Exercise » Repeat the entire listing exactly.

[Dataset entries on figures]
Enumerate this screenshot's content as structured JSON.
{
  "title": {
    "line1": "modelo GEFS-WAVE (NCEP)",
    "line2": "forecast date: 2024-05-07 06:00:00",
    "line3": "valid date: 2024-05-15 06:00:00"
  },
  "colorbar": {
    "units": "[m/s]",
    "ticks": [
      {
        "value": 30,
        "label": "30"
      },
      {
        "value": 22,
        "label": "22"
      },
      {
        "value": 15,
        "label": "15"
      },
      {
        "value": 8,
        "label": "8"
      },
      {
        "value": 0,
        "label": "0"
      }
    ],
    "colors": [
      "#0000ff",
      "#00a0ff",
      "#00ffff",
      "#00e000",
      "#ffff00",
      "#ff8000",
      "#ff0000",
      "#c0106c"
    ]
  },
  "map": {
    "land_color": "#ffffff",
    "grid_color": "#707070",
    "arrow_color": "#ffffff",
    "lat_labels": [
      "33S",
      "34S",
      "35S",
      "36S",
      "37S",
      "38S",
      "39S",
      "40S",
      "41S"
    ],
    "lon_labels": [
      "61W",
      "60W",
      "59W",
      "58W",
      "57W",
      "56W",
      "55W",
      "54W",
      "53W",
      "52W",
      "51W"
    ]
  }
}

Answer for this exercise »
Enumerate this screenshot's content as structured JSON.
{
  "title": {
    "line1": "modelo GEFS-WAVE (NCEP)",
    "line2": "forecast date: 2024-05-07 06:00:00",
    "line3": "valid date: 2024-05-15 06:00:00"
  },
  "colorbar": {
    "units": "[m/s]",
    "ticks": [
      {
        "value": 30,
        "label": "30"
      },
      {
        "value": 22,
        "label": "22"
      },
      {
        "value": 15,
        "label": "15"
      },
      {
        "value": 8,
        "label": "8"
      },
      {
        "value": 0,
        "label": "0"
      }
    ],
    "colors": [
      "#0000ff",
      "#00a0ff",
      "#00ffff",
      "#00e000",
      "#ffff00",
      "#ff8000",
      "#ff0000",
      "#c0106c"
    ]
  },
  "map": {
    "land_color": "#ffffff",
    "grid_color": "#707070",
    "arrow_color": "#ffffff",
    "lat_labels": [
      "33S",
      "34S",
      "35S",
      "36S",
      "37S",
      "38S",
      "39S",
      "40S",
      "41S"
    ],
    "lon_labels": [
      "61W",
      "60W",
      "59W",
      "58W",
      "57W",
      "56W",
      "55W",
      "54W",
      "53W",
      "52W",
      "51W"
    ]
  }
}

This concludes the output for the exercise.